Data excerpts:

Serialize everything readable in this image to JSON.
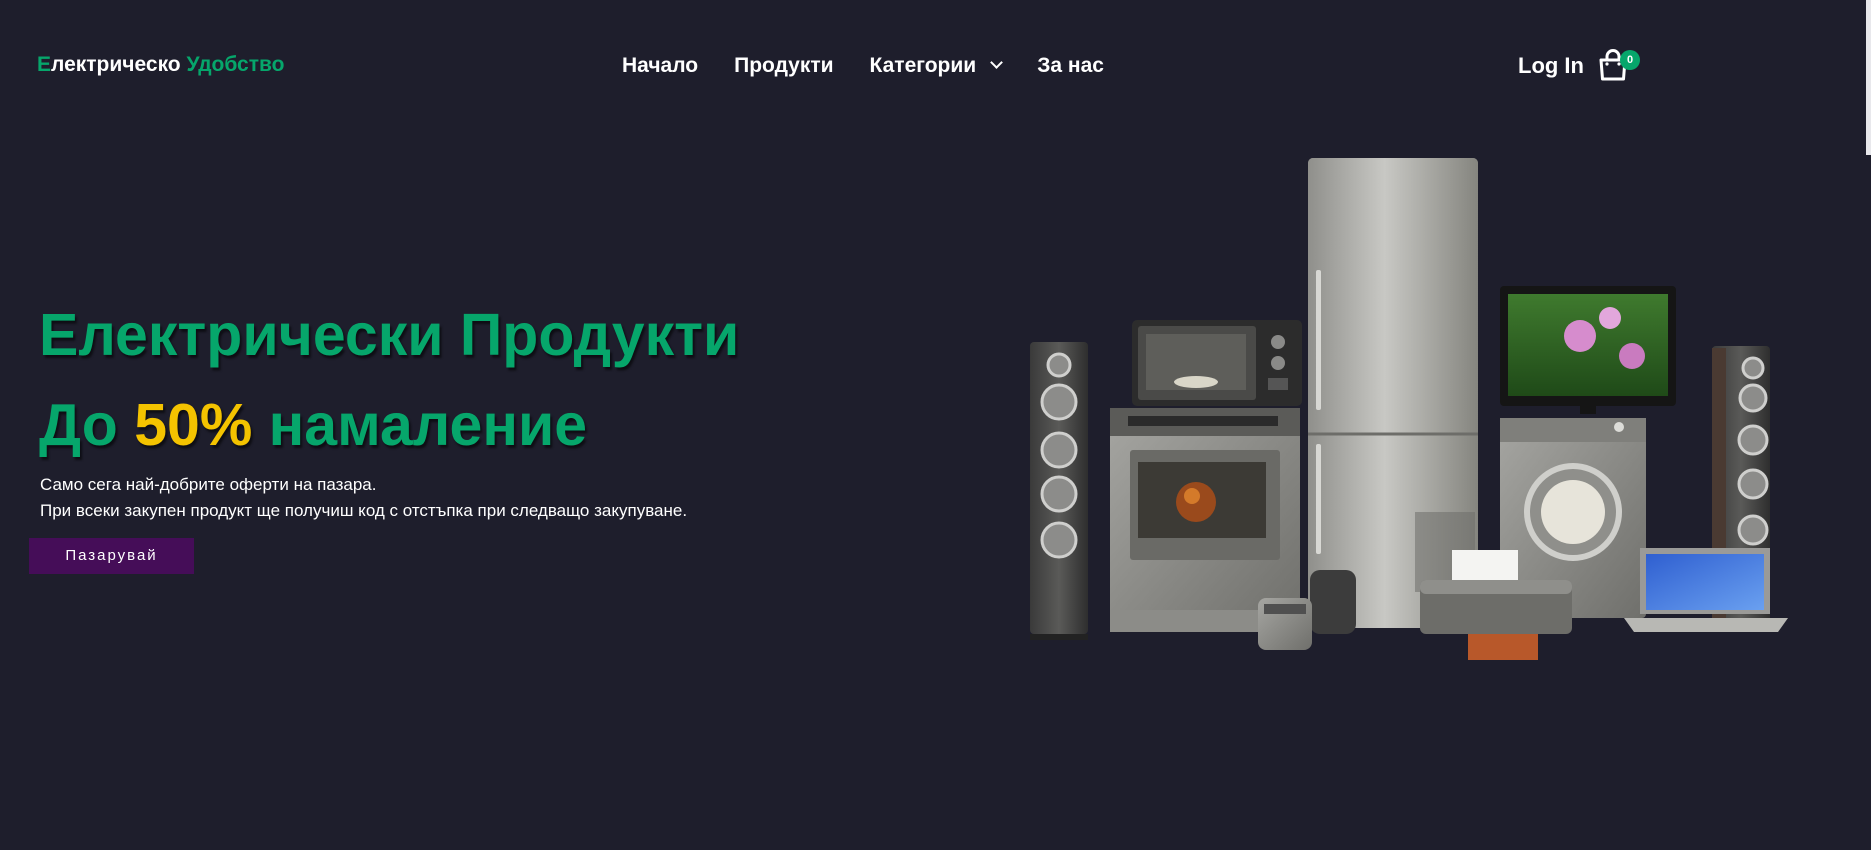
{
  "header": {
    "logo": {
      "first_letter": "Е",
      "first_rest": "лектрическо ",
      "second_word": "Удобство"
    },
    "nav": [
      {
        "label": "Начало"
      },
      {
        "label": "Продукти"
      },
      {
        "label": "Категории"
      },
      {
        "label": "За нас"
      }
    ],
    "login_label": "Log In",
    "cart_count": "0"
  },
  "hero": {
    "title": "Електрически Продукти",
    "subtitle_pre": "До ",
    "subtitle_accent": "50%",
    "subtitle_post": " намаление",
    "desc_line1": "Само сега най-добрите оферти на пазара.",
    "desc_line2": "При всеки закупен продукт ще получиш код с отстъпка при следващо закупуване.",
    "button_label": "Пазарувай"
  },
  "colors": {
    "background": "#1e1e2c",
    "brand_green": "#06a66b",
    "accent_yellow": "#f4c300",
    "button_purple": "#450d58"
  },
  "icons": {
    "cart": "shopping-bag-icon",
    "dropdown": "chevron-down-icon"
  }
}
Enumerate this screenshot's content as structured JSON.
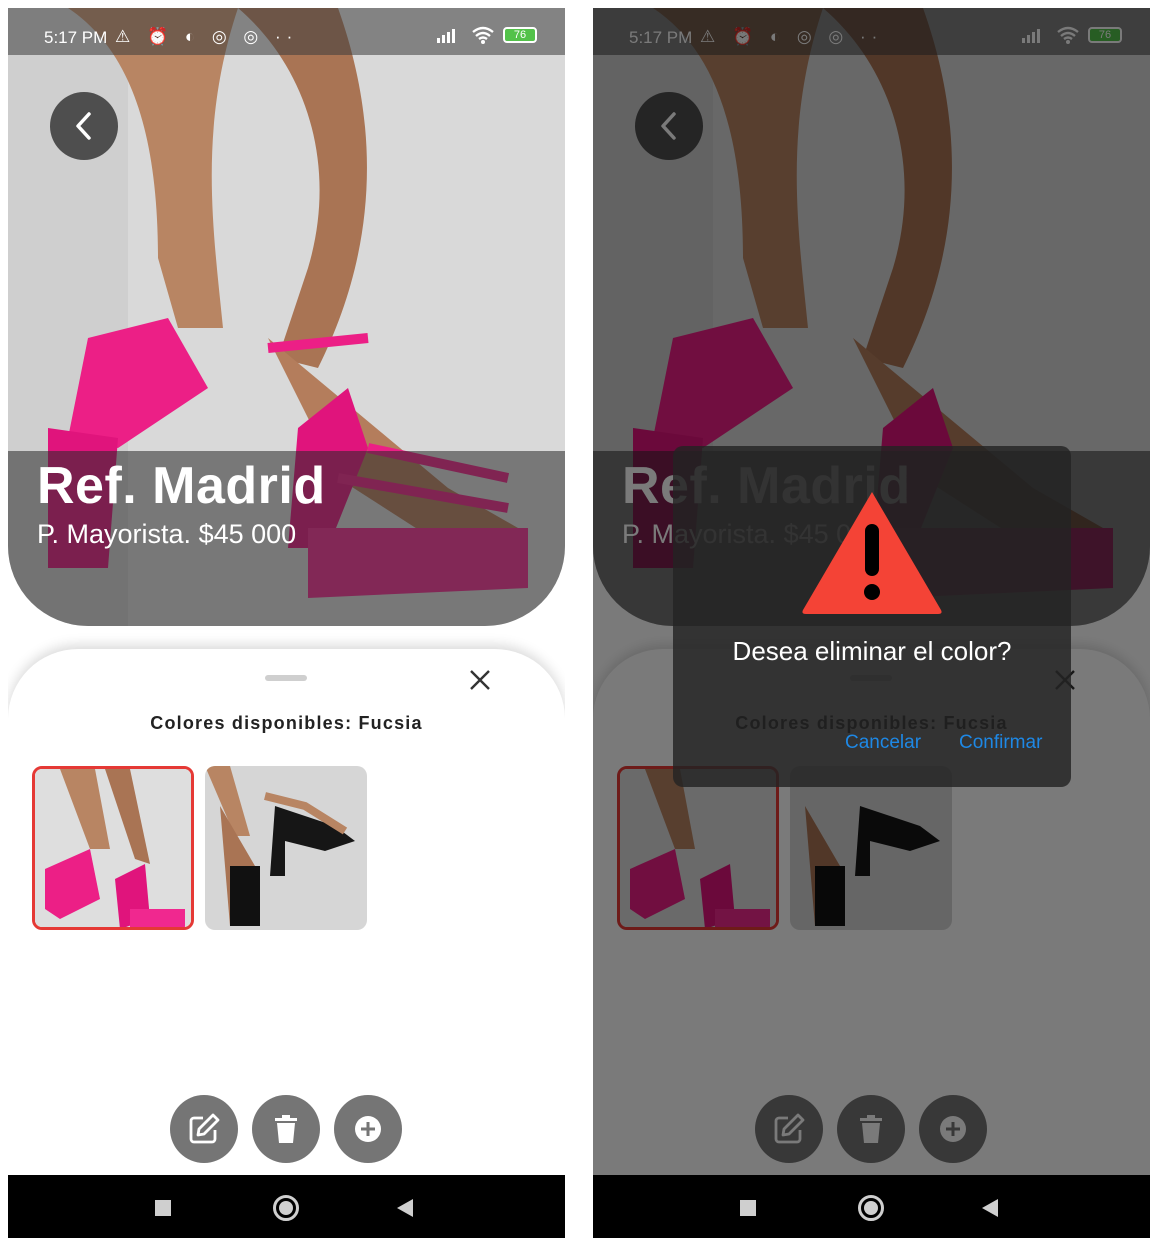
{
  "status_bar": {
    "time": "5:17 PM",
    "notification_icons": "⚠ ⏰ ◐ ◎ ◎ ··",
    "battery_level": "76"
  },
  "product": {
    "title": "Ref. Madrid",
    "price_line": "P. Mayorista. $45 000"
  },
  "sheet": {
    "colors_label": "Colores disponibles: Fucsia",
    "color_options": [
      {
        "name": "Fucsia",
        "selected": true
      },
      {
        "name": "Negro",
        "selected": false
      }
    ]
  },
  "actions": {
    "icons": [
      "edit-icon",
      "trash-icon",
      "add-circle-icon"
    ]
  },
  "dialog": {
    "title": "Desea eliminar el color?",
    "cancel_label": "Cancelar",
    "confirm_label": "Confirmar"
  },
  "colors": {
    "accent_blue": "#1e88e5",
    "selected_border": "#e53935",
    "warning_red": "#f44336",
    "product_pink": "#ec1f86"
  }
}
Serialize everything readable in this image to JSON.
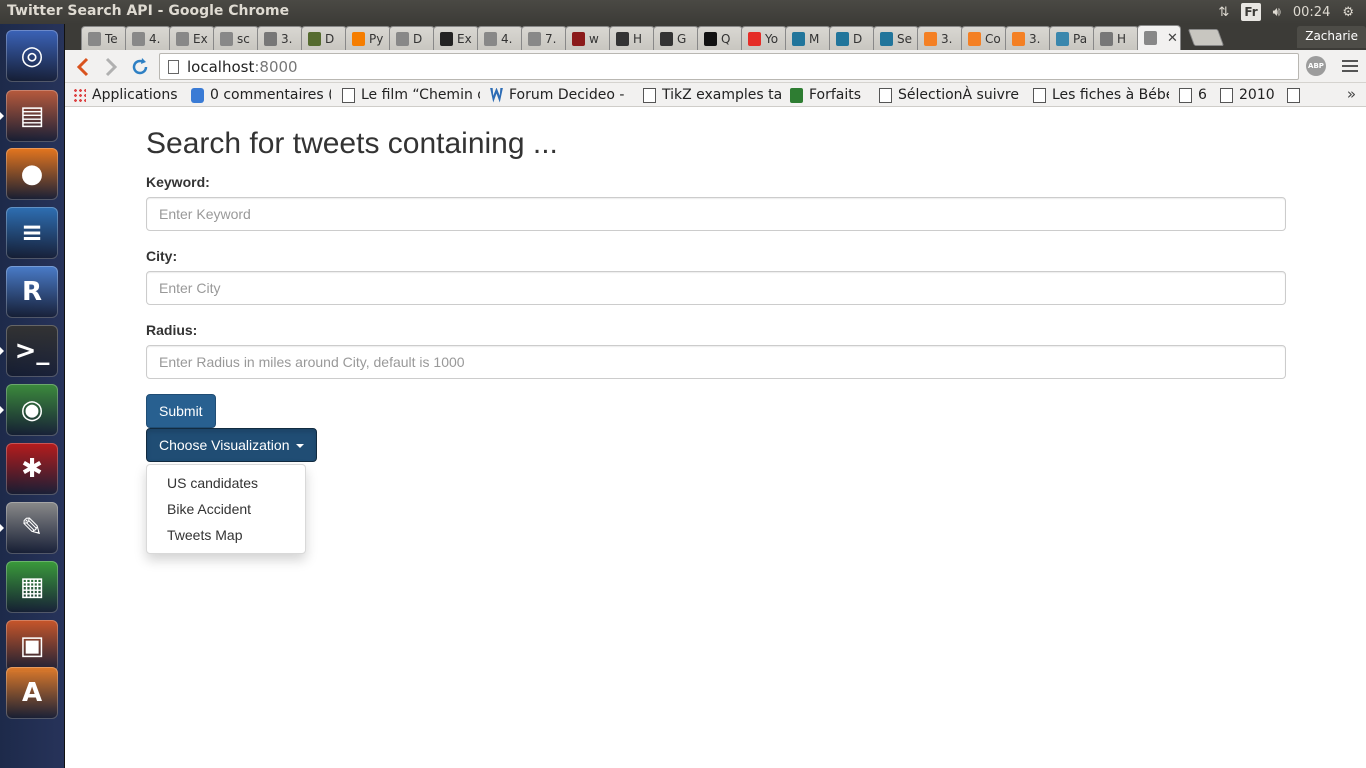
{
  "system_panel": {
    "window_title": "Twitter Search API - Google Chrome",
    "keyboard_layout": "Fr",
    "clock": "00:24"
  },
  "launcher": {
    "items": [
      {
        "name": "ubuntu-dash",
        "glyph": "◎",
        "color": "#3b63b8"
      },
      {
        "name": "files",
        "glyph": "▤",
        "color": "#b85a3c"
      },
      {
        "name": "firefox",
        "glyph": "●",
        "color": "#e5761e"
      },
      {
        "name": "libreoffice-writer",
        "glyph": "≡",
        "color": "#2e6fb3"
      },
      {
        "name": "rstudio",
        "glyph": "R",
        "color": "#4a7cc9"
      },
      {
        "name": "terminal",
        "glyph": ">_",
        "color": "#333333"
      },
      {
        "name": "chrome",
        "glyph": "◉",
        "color": "#3c8b3c"
      },
      {
        "name": "network-tool",
        "glyph": "✱",
        "color": "#b71c1c"
      },
      {
        "name": "text-editor",
        "glyph": "✎",
        "color": "#8a8a8a"
      },
      {
        "name": "libreoffice-calc",
        "glyph": "▦",
        "color": "#3a9b3a"
      },
      {
        "name": "libreoffice-impress",
        "glyph": "▣",
        "color": "#c8562a"
      },
      {
        "name": "software-center",
        "glyph": "A",
        "color": "#e07b2a"
      }
    ]
  },
  "tabs": [
    {
      "label": "Te",
      "fav": "#888888"
    },
    {
      "label": "4.",
      "fav": "#888888"
    },
    {
      "label": "Ex",
      "fav": "#888888"
    },
    {
      "label": "sc",
      "fav": "#888888"
    },
    {
      "label": "3.",
      "fav": "#777777"
    },
    {
      "label": "D",
      "fav": "#556b2f"
    },
    {
      "label": "Py",
      "fav": "#f57d00"
    },
    {
      "label": "D",
      "fav": "#888888"
    },
    {
      "label": "Ex",
      "fav": "#222222"
    },
    {
      "label": "4.",
      "fav": "#888888"
    },
    {
      "label": "7.",
      "fav": "#888888"
    },
    {
      "label": "w",
      "fav": "#8b1a1a"
    },
    {
      "label": "H",
      "fav": "#333333"
    },
    {
      "label": "G",
      "fav": "#333333"
    },
    {
      "label": "Q",
      "fav": "#111111"
    },
    {
      "label": "Yo",
      "fav": "#e52d27"
    },
    {
      "label": "M",
      "fav": "#21759b"
    },
    {
      "label": "D",
      "fav": "#21759b"
    },
    {
      "label": "Se",
      "fav": "#21759b"
    },
    {
      "label": "3.",
      "fav": "#f48024"
    },
    {
      "label": "Co",
      "fav": "#f48024"
    },
    {
      "label": "3.",
      "fav": "#f48024"
    },
    {
      "label": "Pa",
      "fav": "#3a87ad"
    },
    {
      "label": "H",
      "fav": "#777777"
    },
    {
      "label": "",
      "fav": "#888888"
    }
  ],
  "profile_name": "Zacharie",
  "omnibox": {
    "host": "localhost",
    "port": ":8000"
  },
  "abp_label": "ABP",
  "bookmarks": [
    {
      "label": "Applications",
      "icon": "grid"
    },
    {
      "label": "0 commentaires (",
      "icon": "blue"
    },
    {
      "label": "Le film “Chemin d",
      "icon": "page"
    },
    {
      "label": "Forum Decideo - ",
      "icon": "w"
    },
    {
      "label": "TikZ examples tag",
      "icon": "page"
    },
    {
      "label": "Forfaits",
      "icon": "green"
    },
    {
      "label": "SélectionÀ suivre",
      "icon": "page"
    },
    {
      "label": "Les fiches à Bébe",
      "icon": "page"
    },
    {
      "label": "6",
      "icon": "page"
    },
    {
      "label": "2010",
      "icon": "page"
    },
    {
      "label": "",
      "icon": "page"
    }
  ],
  "bookmarks_more": "»",
  "form": {
    "title": "Search for tweets containing ...",
    "keyword_label": "Keyword:",
    "keyword_placeholder": "Enter Keyword",
    "keyword_value": "",
    "city_label": "City:",
    "city_placeholder": "Enter City",
    "city_value": "",
    "radius_label": "Radius:",
    "radius_placeholder": "Enter Radius in miles around City, default is 1000",
    "radius_value": "",
    "submit_label": "Submit",
    "visualization_label": "Choose Visualization",
    "visualization_options": [
      "US candidates",
      "Bike Accident",
      "Tweets Map"
    ]
  },
  "colors": {
    "primary_button": "#286090",
    "primary_button_active": "#204d74",
    "heading": "#333333"
  }
}
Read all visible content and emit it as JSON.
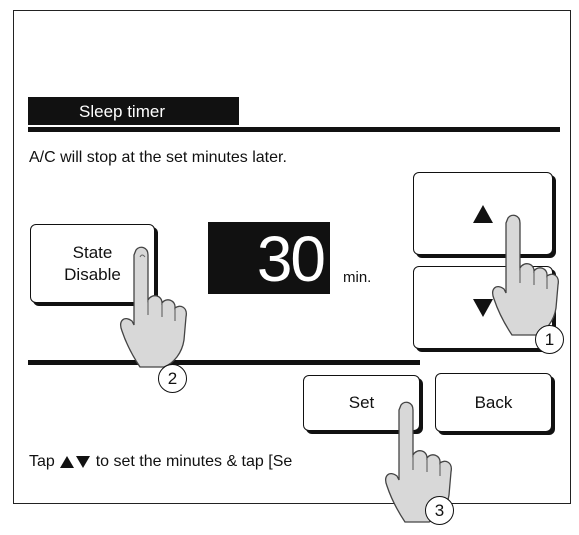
{
  "screen": {
    "title": "Sleep timer",
    "description": "A/C will stop at the set minutes later."
  },
  "state_button": {
    "line1": "State",
    "line2": "Disable"
  },
  "timer": {
    "value": "30",
    "unit": "min."
  },
  "arrows": {
    "up_icon": "up-triangle-icon",
    "down_icon": "down-triangle-icon"
  },
  "actions": {
    "set_label": "Set",
    "back_label": "Back"
  },
  "footer": {
    "prefix": "Tap",
    "text": "to set the minutes & tap [Se"
  },
  "callouts": [
    "1",
    "2",
    "3"
  ],
  "colors": {
    "ink": "#111111",
    "background": "#ffffff"
  }
}
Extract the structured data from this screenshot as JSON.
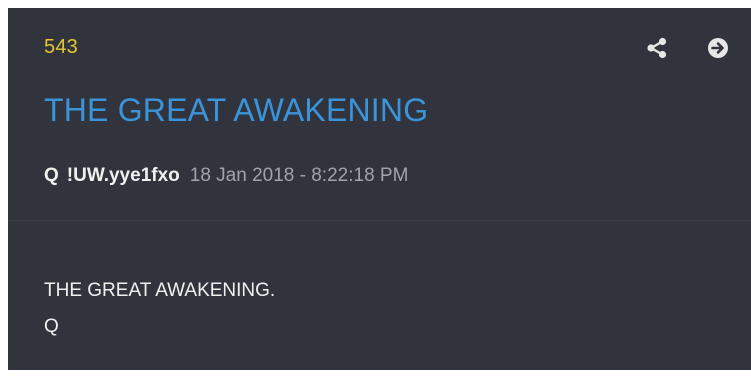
{
  "post": {
    "number": "543",
    "title": "THE GREAT AWAKENING",
    "author": "Q",
    "tripcode": "!UW.yye1fxo",
    "timestamp": "18 Jan 2018 - 8:22:18 PM",
    "body_lines": [
      "THE GREAT AWAKENING.",
      "Q"
    ]
  },
  "icons": {
    "share": "share-icon",
    "goto": "arrow-right-circle-icon"
  },
  "colors": {
    "card_background": "#31343d",
    "post_number": "#e4c631",
    "title_link": "#3b94d9",
    "text": "#f0f0f0",
    "timestamp": "#a0a3aa"
  }
}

__What you have to do__
The listing above must be printed again exactly, minus its pictures.

__Solution to this task__
Serialize everything readable in this image to JSON.
{
  "header": {
    "logo": {
      "first_letter": "Е",
      "first_rest": "лектрическо ",
      "second_word": "Удобство"
    },
    "nav": [
      {
        "label": "Начало"
      },
      {
        "label": "Продукти"
      },
      {
        "label": "Категории"
      },
      {
        "label": "За нас"
      }
    ],
    "login_label": "Log In",
    "cart_count": "0"
  },
  "hero": {
    "title": "Електрически Продукти",
    "subtitle_pre": "До ",
    "subtitle_accent": "50%",
    "subtitle_post": " намаление",
    "desc_line1": "Само сега най-добрите оферти на пазара.",
    "desc_line2": "При всеки закупен продукт ще получиш код с отстъпка при следващо закупуване.",
    "button_label": "Пазарувай"
  },
  "colors": {
    "background": "#1e1e2c",
    "brand_green": "#06a66b",
    "accent_yellow": "#f4c300",
    "button_purple": "#450d58"
  },
  "icons": {
    "cart": "shopping-bag-icon",
    "dropdown": "chevron-down-icon"
  }
}
Enumerate this screenshot's content as structured JSON.
{
  "status_bar": {
    "time": "5:17 PM",
    "notification_icons": "⚠ ⏰ ◐ ◎ ◎ ··",
    "battery_level": "76"
  },
  "product": {
    "title": "Ref. Madrid",
    "price_line": "P. Mayorista. $45 000"
  },
  "sheet": {
    "colors_label": "Colores disponibles: Fucsia",
    "color_options": [
      {
        "name": "Fucsia",
        "selected": true
      },
      {
        "name": "Negro",
        "selected": false
      }
    ]
  },
  "actions": {
    "icons": [
      "edit-icon",
      "trash-icon",
      "add-circle-icon"
    ]
  },
  "dialog": {
    "title": "Desea eliminar el color?",
    "cancel_label": "Cancelar",
    "confirm_label": "Confirmar"
  },
  "colors": {
    "accent_blue": "#1e88e5",
    "selected_border": "#e53935",
    "warning_red": "#f44336",
    "product_pink": "#ec1f86"
  }
}
Serialize everything readable in this image to JSON.
{
  "system_panel": {
    "window_title": "Twitter Search API - Google Chrome",
    "keyboard_layout": "Fr",
    "clock": "00:24"
  },
  "launcher": {
    "items": [
      {
        "name": "ubuntu-dash",
        "glyph": "◎",
        "color": "#3b63b8"
      },
      {
        "name": "files",
        "glyph": "▤",
        "color": "#b85a3c"
      },
      {
        "name": "firefox",
        "glyph": "●",
        "color": "#e5761e"
      },
      {
        "name": "libreoffice-writer",
        "glyph": "≡",
        "color": "#2e6fb3"
      },
      {
        "name": "rstudio",
        "glyph": "R",
        "color": "#4a7cc9"
      },
      {
        "name": "terminal",
        "glyph": ">_",
        "color": "#333333"
      },
      {
        "name": "chrome",
        "glyph": "◉",
        "color": "#3c8b3c"
      },
      {
        "name": "network-tool",
        "glyph": "✱",
        "color": "#b71c1c"
      },
      {
        "name": "text-editor",
        "glyph": "✎",
        "color": "#8a8a8a"
      },
      {
        "name": "libreoffice-calc",
        "glyph": "▦",
        "color": "#3a9b3a"
      },
      {
        "name": "libreoffice-impress",
        "glyph": "▣",
        "color": "#c8562a"
      },
      {
        "name": "software-center",
        "glyph": "A",
        "color": "#e07b2a"
      }
    ]
  },
  "tabs": [
    {
      "label": "Te",
      "fav": "#888888"
    },
    {
      "label": "4.",
      "fav": "#888888"
    },
    {
      "label": "Ex",
      "fav": "#888888"
    },
    {
      "label": "sc",
      "fav": "#888888"
    },
    {
      "label": "3.",
      "fav": "#777777"
    },
    {
      "label": "D",
      "fav": "#556b2f"
    },
    {
      "label": "Py",
      "fav": "#f57d00"
    },
    {
      "label": "D",
      "fav": "#888888"
    },
    {
      "label": "Ex",
      "fav": "#222222"
    },
    {
      "label": "4.",
      "fav": "#888888"
    },
    {
      "label": "7.",
      "fav": "#888888"
    },
    {
      "label": "w",
      "fav": "#8b1a1a"
    },
    {
      "label": "H",
      "fav": "#333333"
    },
    {
      "label": "G",
      "fav": "#333333"
    },
    {
      "label": "Q",
      "fav": "#111111"
    },
    {
      "label": "Yo",
      "fav": "#e52d27"
    },
    {
      "label": "M",
      "fav": "#21759b"
    },
    {
      "label": "D",
      "fav": "#21759b"
    },
    {
      "label": "Se",
      "fav": "#21759b"
    },
    {
      "label": "3.",
      "fav": "#f48024"
    },
    {
      "label": "Co",
      "fav": "#f48024"
    },
    {
      "label": "3.",
      "fav": "#f48024"
    },
    {
      "label": "Pa",
      "fav": "#3a87ad"
    },
    {
      "label": "H",
      "fav": "#777777"
    },
    {
      "label": "",
      "fav": "#888888"
    }
  ],
  "profile_name": "Zacharie",
  "omnibox": {
    "host": "localhost",
    "port": ":8000"
  },
  "abp_label": "ABP",
  "bookmarks": [
    {
      "label": "Applications",
      "icon": "grid"
    },
    {
      "label": "0 commentaires (",
      "icon": "blue"
    },
    {
      "label": "Le film “Chemin d",
      "icon": "page"
    },
    {
      "label": "Forum Decideo - ",
      "icon": "w"
    },
    {
      "label": "TikZ examples tag",
      "icon": "page"
    },
    {
      "label": "Forfaits",
      "icon": "green"
    },
    {
      "label": "SélectionÀ suivre",
      "icon": "page"
    },
    {
      "label": "Les fiches à Bébe",
      "icon": "page"
    },
    {
      "label": "6",
      "icon": "page"
    },
    {
      "label": "2010",
      "icon": "page"
    },
    {
      "label": "",
      "icon": "page"
    }
  ],
  "bookmarks_more": "»",
  "form": {
    "title": "Search for tweets containing ...",
    "keyword_label": "Keyword:",
    "keyword_placeholder": "Enter Keyword",
    "keyword_value": "",
    "city_label": "City:",
    "city_placeholder": "Enter City",
    "city_value": "",
    "radius_label": "Radius:",
    "radius_placeholder": "Enter Radius in miles around City, default is 1000",
    "radius_value": "",
    "submit_label": "Submit",
    "visualization_label": "Choose Visualization",
    "visualization_options": [
      "US candidates",
      "Bike Accident",
      "Tweets Map"
    ]
  },
  "colors": {
    "primary_button": "#286090",
    "primary_button_active": "#204d74",
    "heading": "#333333"
  }
}
Read all visible content and emit it as JSON.
{
  "screen": {
    "title": "Sleep timer",
    "description": "A/C will stop at the set minutes later."
  },
  "state_button": {
    "line1": "State",
    "line2": "Disable"
  },
  "timer": {
    "value": "30",
    "unit": "min."
  },
  "arrows": {
    "up_icon": "up-triangle-icon",
    "down_icon": "down-triangle-icon"
  },
  "actions": {
    "set_label": "Set",
    "back_label": "Back"
  },
  "footer": {
    "prefix": "Tap",
    "text": "to set the minutes & tap [Se"
  },
  "callouts": [
    "1",
    "2",
    "3"
  ],
  "colors": {
    "ink": "#111111",
    "background": "#ffffff"
  }
}
Extract the structured data from this screenshot as JSON.
{
  "post": {
    "number": "543",
    "title": "THE GREAT AWAKENING",
    "author": "Q",
    "tripcode": "!UW.yye1fxo",
    "timestamp": "18 Jan 2018 - 8:22:18 PM",
    "body_lines": [
      "THE GREAT AWAKENING.",
      "Q"
    ]
  },
  "icons": {
    "share": "share-icon",
    "goto": "arrow-right-circle-icon"
  },
  "colors": {
    "card_background": "#31343d",
    "post_number": "#e4c631",
    "title_link": "#3b94d9",
    "text": "#f0f0f0",
    "timestamp": "#a0a3aa"
  }
}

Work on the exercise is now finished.